• PROBLEM TO SOLVE: Below are some records: retype them all exactly, but not the pictures.

• Figure content listings:
──────

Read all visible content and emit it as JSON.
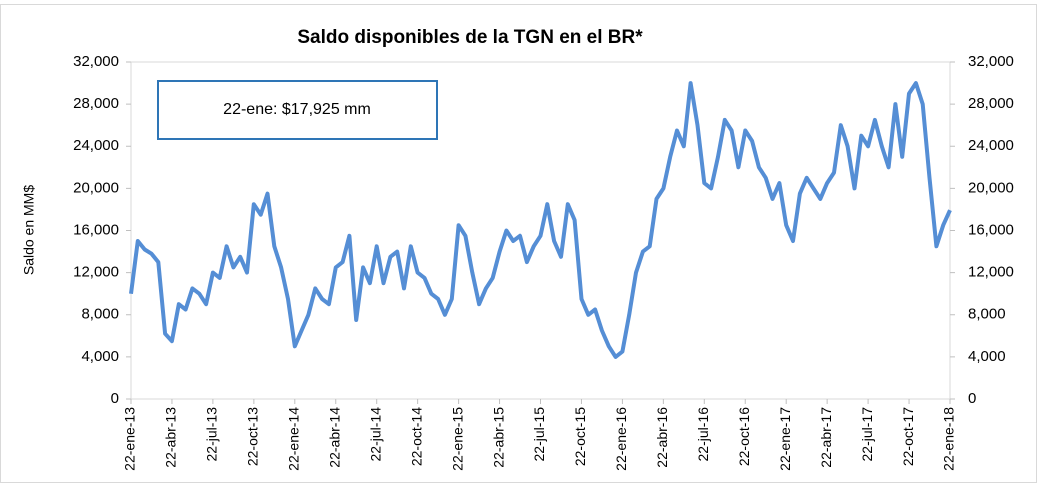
{
  "chart_data": {
    "type": "line",
    "title": "Saldo disponibles de la TGN en el BR*",
    "y_label": "Saldo en MM$",
    "annotation": "22-ene: $17,925 mm",
    "categories": [
      "22-ene-13",
      null,
      null,
      null,
      null,
      null,
      "22-abr-13",
      null,
      null,
      null,
      null,
      null,
      "22-jul-13",
      null,
      null,
      null,
      null,
      null,
      "22-oct-13",
      null,
      null,
      null,
      null,
      null,
      "22-ene-14",
      null,
      null,
      null,
      null,
      null,
      "22-abr-14",
      null,
      null,
      null,
      null,
      null,
      "22-jul-14",
      null,
      null,
      null,
      null,
      null,
      "22-oct-14",
      null,
      null,
      null,
      null,
      null,
      "22-ene-15",
      null,
      null,
      null,
      null,
      null,
      "22-abr-15",
      null,
      null,
      null,
      null,
      null,
      "22-jul-15",
      null,
      null,
      null,
      null,
      null,
      "22-oct-15",
      null,
      null,
      null,
      null,
      null,
      "22-ene-16",
      null,
      null,
      null,
      null,
      null,
      "22-abr-16",
      null,
      null,
      null,
      null,
      null,
      "22-jul-16",
      null,
      null,
      null,
      null,
      null,
      "22-oct-16",
      null,
      null,
      null,
      null,
      null,
      "22-ene-17",
      null,
      null,
      null,
      null,
      null,
      "22-abr-17",
      null,
      null,
      null,
      null,
      null,
      "22-jul-17",
      null,
      null,
      null,
      null,
      null,
      "22-oct-17",
      null,
      null,
      null,
      null,
      null,
      "22-ene-18"
    ],
    "series": [
      {
        "color": "#558ed5",
        "values": [
          10000,
          15000,
          14200,
          13800,
          13000,
          6200,
          5500,
          9000,
          8500,
          10500,
          10000,
          9000,
          12000,
          11500,
          14500,
          12500,
          13500,
          12000,
          18500,
          17500,
          19500,
          14500,
          12500,
          9500,
          5000,
          6500,
          8000,
          10500,
          9500,
          9000,
          12500,
          13000,
          15500,
          7500,
          12500,
          11000,
          14500,
          11000,
          13500,
          14000,
          10500,
          14500,
          12000,
          11500,
          10000,
          9500,
          8000,
          9500,
          16500,
          15500,
          12000,
          9000,
          10500,
          11500,
          14000,
          16000,
          15000,
          15500,
          13000,
          14500,
          15500,
          18500,
          15000,
          13500,
          18500,
          17000,
          9500,
          8000,
          8500,
          6500,
          5000,
          4000,
          4500,
          8000,
          12000,
          14000,
          14500,
          19000,
          20000,
          23000,
          25500,
          24000,
          30000,
          26000,
          20500,
          20000,
          23000,
          26500,
          25500,
          22000,
          25500,
          24500,
          22000,
          21000,
          19000,
          20500,
          16500,
          15000,
          19500,
          21000,
          20000,
          19000,
          20500,
          21500,
          26000,
          24000,
          20000,
          25000,
          24000,
          26500,
          24000,
          22000,
          28000,
          23000,
          29000,
          30000,
          28000,
          21000,
          14500,
          16500,
          17925
        ]
      }
    ],
    "ylim": [
      0,
      32000
    ],
    "yticks": [
      0,
      {
        "value": 4000,
        "label": "4,000"
      },
      {
        "value": 8000,
        "label": "8,000"
      },
      {
        "value": 12000,
        "label": "12,000"
      },
      {
        "value": 16000,
        "label": "16,000"
      },
      {
        "value": 20000,
        "label": "20,000"
      },
      {
        "value": 24000,
        "label": "24,000"
      },
      {
        "value": 28000,
        "label": "28,000"
      },
      {
        "value": 32000,
        "label": "32,000"
      }
    ],
    "y2lim": [
      0,
      32000
    ],
    "y2ticks": [
      0,
      {
        "value": 4000,
        "label": "4,000"
      },
      {
        "value": 8000,
        "label": "8,000"
      },
      {
        "value": 12000,
        "label": "12,000"
      },
      {
        "value": 16000,
        "label": "16,000"
      },
      {
        "value": 20000,
        "label": "20,000"
      },
      {
        "value": 24000,
        "label": "24,000"
      },
      {
        "value": 28000,
        "label": "28,000"
      },
      {
        "value": 32000,
        "label": "32,000"
      }
    ]
  }
}
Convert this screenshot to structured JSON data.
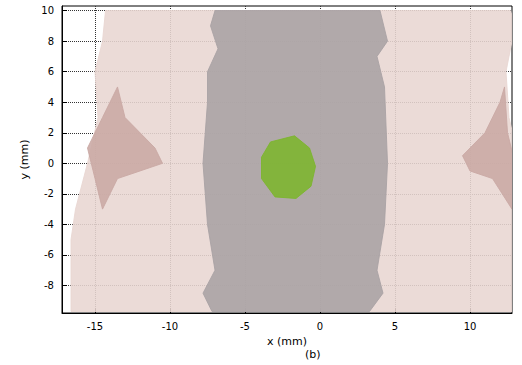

──────

• EXERCISE OUTPUT:
Read all visible content and emit it as JSON.
{
  "chart_data": {
    "type": "line",
    "title": "Saldo disponibles de la TGN en el BR*",
    "y_label": "Saldo en MM$",
    "annotation": "22-ene: $17,925 mm",
    "categories": [
      "22-ene-13",
      null,
      null,
      null,
      null,
      null,
      "22-abr-13",
      null,
      null,
      null,
      null,
      null,
      "22-jul-13",
      null,
      null,
      null,
      null,
      null,
      "22-oct-13",
      null,
      null,
      null,
      null,
      null,
      "22-ene-14",
      null,
      null,
      null,
      null,
      null,
      "22-abr-14",
      null,
      null,
      null,
      null,
      null,
      "22-jul-14",
      null,
      null,
      null,
      null,
      null,
      "22-oct-14",
      null,
      null,
      null,
      null,
      null,
      "22-ene-15",
      null,
      null,
      null,
      null,
      null,
      "22-abr-15",
      null,
      null,
      null,
      null,
      null,
      "22-jul-15",
      null,
      null,
      null,
      null,
      null,
      "22-oct-15",
      null,
      null,
      null,
      null,
      null,
      "22-ene-16",
      null,
      null,
      null,
      null,
      null,
      "22-abr-16",
      null,
      null,
      null,
      null,
      null,
      "22-jul-16",
      null,
      null,
      null,
      null,
      null,
      "22-oct-16",
      null,
      null,
      null,
      null,
      null,
      "22-ene-17",
      null,
      null,
      null,
      null,
      null,
      "22-abr-17",
      null,
      null,
      null,
      null,
      null,
      "22-jul-17",
      null,
      null,
      null,
      null,
      null,
      "22-oct-17",
      null,
      null,
      null,
      null,
      null,
      "22-ene-18"
    ],
    "series": [
      {
        "color": "#558ed5",
        "values": [
          10000,
          15000,
          14200,
          13800,
          13000,
          6200,
          5500,
          9000,
          8500,
          10500,
          10000,
          9000,
          12000,
          11500,
          14500,
          12500,
          13500,
          12000,
          18500,
          17500,
          19500,
          14500,
          12500,
          9500,
          5000,
          6500,
          8000,
          10500,
          9500,
          9000,
          12500,
          13000,
          15500,
          7500,
          12500,
          11000,
          14500,
          11000,
          13500,
          14000,
          10500,
          14500,
          12000,
          11500,
          10000,
          9500,
          8000,
          9500,
          16500,
          15500,
          12000,
          9000,
          10500,
          11500,
          14000,
          16000,
          15000,
          15500,
          13000,
          14500,
          15500,
          18500,
          15000,
          13500,
          18500,
          17000,
          9500,
          8000,
          8500,
          6500,
          5000,
          4000,
          4500,
          8000,
          12000,
          14000,
          14500,
          19000,
          20000,
          23000,
          25500,
          24000,
          30000,
          26000,
          20500,
          20000,
          23000,
          26500,
          25500,
          22000,
          25500,
          24500,
          22000,
          21000,
          19000,
          20500,
          16500,
          15000,
          19500,
          21000,
          20000,
          19000,
          20500,
          21500,
          26000,
          24000,
          20000,
          25000,
          24000,
          26500,
          24000,
          22000,
          28000,
          23000,
          29000,
          30000,
          28000,
          21000,
          14500,
          16500,
          17925
        ]
      }
    ],
    "ylim": [
      0,
      32000
    ],
    "yticks": [
      0,
      {
        "value": 4000,
        "label": "4,000"
      },
      {
        "value": 8000,
        "label": "8,000"
      },
      {
        "value": 12000,
        "label": "12,000"
      },
      {
        "value": 16000,
        "label": "16,000"
      },
      {
        "value": 20000,
        "label": "20,000"
      },
      {
        "value": 24000,
        "label": "24,000"
      },
      {
        "value": 28000,
        "label": "28,000"
      },
      {
        "value": 32000,
        "label": "32,000"
      }
    ],
    "y2lim": [
      0,
      32000
    ],
    "y2ticks": [
      0,
      {
        "value": 4000,
        "label": "4,000"
      },
      {
        "value": 8000,
        "label": "8,000"
      },
      {
        "value": 12000,
        "label": "12,000"
      },
      {
        "value": 16000,
        "label": "16,000"
      },
      {
        "value": 20000,
        "label": "20,000"
      },
      {
        "value": 24000,
        "label": "24,000"
      },
      {
        "value": 28000,
        "label": "28,000"
      },
      {
        "value": 32000,
        "label": "32,000"
      }
    ]
  }
}
Convert this screenshot to structured JSON data.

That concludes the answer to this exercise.